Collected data
+-------+

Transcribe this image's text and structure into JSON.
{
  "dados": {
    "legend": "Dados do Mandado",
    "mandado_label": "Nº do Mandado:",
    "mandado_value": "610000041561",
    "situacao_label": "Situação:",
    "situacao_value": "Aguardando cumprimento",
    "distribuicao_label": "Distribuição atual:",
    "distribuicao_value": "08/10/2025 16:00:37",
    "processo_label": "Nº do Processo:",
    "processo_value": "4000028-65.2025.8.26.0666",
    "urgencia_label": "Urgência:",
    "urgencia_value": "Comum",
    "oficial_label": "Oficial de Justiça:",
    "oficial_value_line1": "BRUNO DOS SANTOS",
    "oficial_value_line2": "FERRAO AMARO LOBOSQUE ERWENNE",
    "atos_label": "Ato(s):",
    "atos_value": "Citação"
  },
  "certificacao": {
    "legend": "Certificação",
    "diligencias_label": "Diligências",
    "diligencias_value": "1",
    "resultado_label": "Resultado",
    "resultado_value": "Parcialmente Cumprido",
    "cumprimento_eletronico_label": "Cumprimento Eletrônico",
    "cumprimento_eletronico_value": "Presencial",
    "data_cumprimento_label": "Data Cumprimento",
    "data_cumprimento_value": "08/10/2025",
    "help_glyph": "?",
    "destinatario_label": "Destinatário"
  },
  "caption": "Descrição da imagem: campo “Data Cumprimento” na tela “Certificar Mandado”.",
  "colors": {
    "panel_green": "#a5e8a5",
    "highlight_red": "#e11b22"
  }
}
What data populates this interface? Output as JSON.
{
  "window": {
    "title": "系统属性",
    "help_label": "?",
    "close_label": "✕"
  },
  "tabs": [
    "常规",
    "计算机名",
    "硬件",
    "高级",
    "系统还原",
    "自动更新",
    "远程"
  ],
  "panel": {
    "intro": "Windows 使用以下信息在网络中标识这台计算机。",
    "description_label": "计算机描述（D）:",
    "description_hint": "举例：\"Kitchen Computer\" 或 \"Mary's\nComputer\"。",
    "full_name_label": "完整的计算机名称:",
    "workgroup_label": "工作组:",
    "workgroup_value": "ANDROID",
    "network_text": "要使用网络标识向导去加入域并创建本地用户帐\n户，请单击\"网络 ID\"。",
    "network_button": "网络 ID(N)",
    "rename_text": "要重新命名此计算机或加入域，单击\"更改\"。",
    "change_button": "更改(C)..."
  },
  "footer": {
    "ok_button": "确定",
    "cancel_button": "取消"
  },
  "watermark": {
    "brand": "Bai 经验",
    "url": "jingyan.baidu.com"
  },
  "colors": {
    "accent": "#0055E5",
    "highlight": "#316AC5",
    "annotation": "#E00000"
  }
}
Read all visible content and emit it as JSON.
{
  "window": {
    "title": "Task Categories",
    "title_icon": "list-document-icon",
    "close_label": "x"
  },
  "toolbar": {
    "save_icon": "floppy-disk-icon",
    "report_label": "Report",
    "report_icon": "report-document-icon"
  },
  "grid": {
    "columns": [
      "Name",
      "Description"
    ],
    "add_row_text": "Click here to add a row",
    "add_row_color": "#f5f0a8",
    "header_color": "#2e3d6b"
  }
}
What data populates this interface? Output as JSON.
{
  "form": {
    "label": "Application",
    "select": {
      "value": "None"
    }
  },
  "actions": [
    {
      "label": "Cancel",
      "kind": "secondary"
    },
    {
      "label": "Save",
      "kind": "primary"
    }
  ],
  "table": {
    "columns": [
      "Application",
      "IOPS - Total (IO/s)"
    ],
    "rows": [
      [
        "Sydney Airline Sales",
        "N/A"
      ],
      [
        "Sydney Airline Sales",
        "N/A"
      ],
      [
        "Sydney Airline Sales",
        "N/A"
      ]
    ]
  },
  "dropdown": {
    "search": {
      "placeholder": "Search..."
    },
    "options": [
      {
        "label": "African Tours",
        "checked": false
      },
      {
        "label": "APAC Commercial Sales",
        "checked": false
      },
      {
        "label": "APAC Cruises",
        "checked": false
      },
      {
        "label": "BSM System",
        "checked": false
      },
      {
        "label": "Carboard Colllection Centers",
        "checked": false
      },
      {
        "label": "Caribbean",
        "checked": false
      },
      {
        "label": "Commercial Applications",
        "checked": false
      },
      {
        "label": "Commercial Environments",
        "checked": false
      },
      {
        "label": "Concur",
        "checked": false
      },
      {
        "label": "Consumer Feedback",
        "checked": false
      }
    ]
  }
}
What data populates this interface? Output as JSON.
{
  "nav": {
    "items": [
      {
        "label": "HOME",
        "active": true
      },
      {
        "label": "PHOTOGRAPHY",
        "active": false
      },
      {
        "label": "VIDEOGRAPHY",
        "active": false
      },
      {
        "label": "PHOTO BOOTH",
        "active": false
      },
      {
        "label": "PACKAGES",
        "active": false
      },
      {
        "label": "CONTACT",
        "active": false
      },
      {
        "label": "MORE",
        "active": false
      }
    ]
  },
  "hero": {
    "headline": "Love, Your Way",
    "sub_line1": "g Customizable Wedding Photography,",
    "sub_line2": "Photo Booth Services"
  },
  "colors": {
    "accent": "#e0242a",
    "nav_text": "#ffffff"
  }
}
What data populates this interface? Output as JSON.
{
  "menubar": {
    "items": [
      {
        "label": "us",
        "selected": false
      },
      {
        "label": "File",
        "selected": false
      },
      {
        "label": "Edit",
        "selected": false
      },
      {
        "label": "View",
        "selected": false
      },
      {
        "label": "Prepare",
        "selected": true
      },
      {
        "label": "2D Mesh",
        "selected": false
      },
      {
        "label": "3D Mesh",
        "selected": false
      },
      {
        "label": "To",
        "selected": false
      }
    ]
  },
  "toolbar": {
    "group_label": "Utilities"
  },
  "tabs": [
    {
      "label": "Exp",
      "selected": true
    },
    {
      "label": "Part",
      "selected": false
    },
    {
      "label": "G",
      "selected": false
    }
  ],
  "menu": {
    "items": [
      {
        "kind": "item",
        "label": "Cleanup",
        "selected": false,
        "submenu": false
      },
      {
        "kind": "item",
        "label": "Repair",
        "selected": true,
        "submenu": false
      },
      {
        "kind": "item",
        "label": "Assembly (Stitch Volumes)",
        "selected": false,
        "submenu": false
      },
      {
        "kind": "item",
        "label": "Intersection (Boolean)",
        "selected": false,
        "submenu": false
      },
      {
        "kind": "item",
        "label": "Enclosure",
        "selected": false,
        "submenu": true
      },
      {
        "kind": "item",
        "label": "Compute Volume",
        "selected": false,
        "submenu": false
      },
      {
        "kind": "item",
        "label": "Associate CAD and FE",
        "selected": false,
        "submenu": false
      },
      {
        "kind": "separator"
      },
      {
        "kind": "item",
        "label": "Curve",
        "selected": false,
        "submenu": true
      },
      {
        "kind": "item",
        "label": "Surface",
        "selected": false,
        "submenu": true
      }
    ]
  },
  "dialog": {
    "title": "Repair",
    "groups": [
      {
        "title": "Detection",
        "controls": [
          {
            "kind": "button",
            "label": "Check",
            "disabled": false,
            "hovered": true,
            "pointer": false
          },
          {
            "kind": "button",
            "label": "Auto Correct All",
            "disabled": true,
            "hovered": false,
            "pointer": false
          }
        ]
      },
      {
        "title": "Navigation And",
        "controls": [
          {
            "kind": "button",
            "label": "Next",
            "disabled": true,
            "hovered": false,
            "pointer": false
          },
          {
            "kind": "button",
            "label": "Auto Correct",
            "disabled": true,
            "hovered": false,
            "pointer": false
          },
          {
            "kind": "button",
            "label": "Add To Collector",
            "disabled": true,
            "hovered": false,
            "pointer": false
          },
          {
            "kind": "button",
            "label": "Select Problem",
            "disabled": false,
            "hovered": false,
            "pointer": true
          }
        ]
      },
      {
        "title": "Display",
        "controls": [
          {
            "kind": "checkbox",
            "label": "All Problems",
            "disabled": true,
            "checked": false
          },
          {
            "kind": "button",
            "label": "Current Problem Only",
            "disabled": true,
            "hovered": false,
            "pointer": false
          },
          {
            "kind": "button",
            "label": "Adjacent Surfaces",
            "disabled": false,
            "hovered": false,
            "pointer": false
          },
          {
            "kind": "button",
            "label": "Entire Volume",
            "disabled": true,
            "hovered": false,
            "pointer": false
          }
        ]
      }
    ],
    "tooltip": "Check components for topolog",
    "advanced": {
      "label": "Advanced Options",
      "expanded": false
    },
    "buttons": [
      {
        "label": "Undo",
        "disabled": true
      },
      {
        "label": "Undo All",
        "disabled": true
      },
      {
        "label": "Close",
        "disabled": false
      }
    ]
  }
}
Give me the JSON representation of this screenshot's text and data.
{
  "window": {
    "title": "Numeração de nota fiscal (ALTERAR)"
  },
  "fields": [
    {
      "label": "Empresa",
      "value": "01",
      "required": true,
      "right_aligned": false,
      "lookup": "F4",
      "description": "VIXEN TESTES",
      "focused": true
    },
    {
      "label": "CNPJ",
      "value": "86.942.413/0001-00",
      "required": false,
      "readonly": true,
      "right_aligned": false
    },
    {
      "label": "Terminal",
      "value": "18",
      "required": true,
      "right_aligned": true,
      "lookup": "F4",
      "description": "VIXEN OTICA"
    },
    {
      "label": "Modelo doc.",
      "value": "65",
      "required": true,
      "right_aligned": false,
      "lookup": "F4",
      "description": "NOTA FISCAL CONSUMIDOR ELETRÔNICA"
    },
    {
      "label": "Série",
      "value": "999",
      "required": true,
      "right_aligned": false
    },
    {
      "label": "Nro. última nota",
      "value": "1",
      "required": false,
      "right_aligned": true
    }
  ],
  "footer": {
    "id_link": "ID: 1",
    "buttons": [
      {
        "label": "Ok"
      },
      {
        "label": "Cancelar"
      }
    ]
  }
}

+-------+

**STATED EXERCISE**
Set out exactly the run of lines that begins at the line holding "Give me the" and ends at the last line of the data.

**EXERCISE SOLUTION**
Give me the JSON representation of this screenshot's text and data.
{
  "window": {
    "title": "Numeração de nota fiscal (ALTERAR)"
  },
  "fields": [
    {
      "label": "Empresa",
      "value": "01",
      "required": true,
      "right_aligned": false,
      "lookup": "F4",
      "description": "VIXEN TESTES",
      "focused": true
    },
    {
      "label": "CNPJ",
      "value": "86.942.413/0001-00",
      "required": false,
      "readonly": true,
      "right_aligned": false
    },
    {
      "label": "Terminal",
      "value": "18",
      "required": true,
      "right_aligned": true,
      "lookup": "F4",
      "description": "VIXEN OTICA"
    },
    {
      "label": "Modelo doc.",
      "value": "65",
      "required": true,
      "right_aligned": false,
      "lookup": "F4",
      "description": "NOTA FISCAL CONSUMIDOR ELETRÔNICA"
    },
    {
      "label": "Série",
      "value": "999",
      "required": true,
      "right_aligned": false
    },
    {
      "label": "Nro. última nota",
      "value": "1",
      "required": false,
      "right_aligned": true
    }
  ],
  "footer": {
    "id_link": "ID: 1",
    "buttons": [
      {
        "label": "Ok"
      },
      {
        "label": "Cancelar"
      }
    ]
  }
}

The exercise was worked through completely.